Your objective: Output the records exactly as they appear, with no pictures included.

Data lines:
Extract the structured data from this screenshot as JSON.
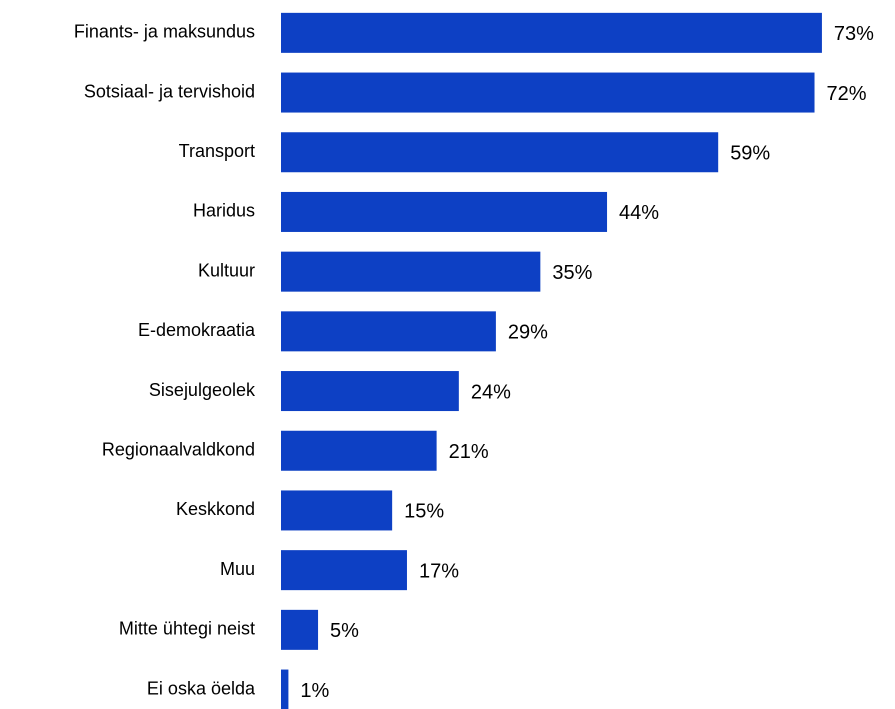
{
  "chart_data": {
    "type": "bar",
    "orientation": "horizontal",
    "categories": [
      "Finants- ja maksundus",
      "Sotsiaal- ja tervishoid",
      "Transport",
      "Haridus",
      "Kultuur",
      "E-demokraatia",
      "Sisejulgeolek",
      "Regionaalvaldkond",
      "Keskkond",
      "Muu",
      "Mitte ühtegi neist",
      "Ei oska öelda"
    ],
    "values": [
      73,
      72,
      59,
      44,
      35,
      29,
      24,
      21,
      15,
      17,
      5,
      1
    ],
    "value_labels": [
      "73%",
      "72%",
      "59%",
      "44%",
      "35%",
      "29%",
      "24%",
      "21%",
      "15%",
      "17%",
      "5%",
      "1%"
    ],
    "color": "#0d40c4",
    "xlim": [
      0,
      100
    ]
  }
}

Worked solution:
Extract the structured data from this screenshot as JSON.
{
  "chart_data": {
    "type": "bar",
    "orientation": "horizontal",
    "categories": [
      "Finants- ja maksundus",
      "Sotsiaal- ja tervishoid",
      "Transport",
      "Haridus",
      "Kultuur",
      "E-demokraatia",
      "Sisejulgeolek",
      "Regionaalvaldkond",
      "Keskkond",
      "Muu",
      "Mitte ühtegi neist",
      "Ei oska öelda"
    ],
    "values": [
      73,
      72,
      59,
      44,
      35,
      29,
      24,
      21,
      15,
      17,
      5,
      1
    ],
    "value_labels": [
      "73%",
      "72%",
      "59%",
      "44%",
      "35%",
      "29%",
      "24%",
      "21%",
      "15%",
      "17%",
      "5%",
      "1%"
    ],
    "color": "#0d40c4",
    "xlim": [
      0,
      100
    ]
  }
}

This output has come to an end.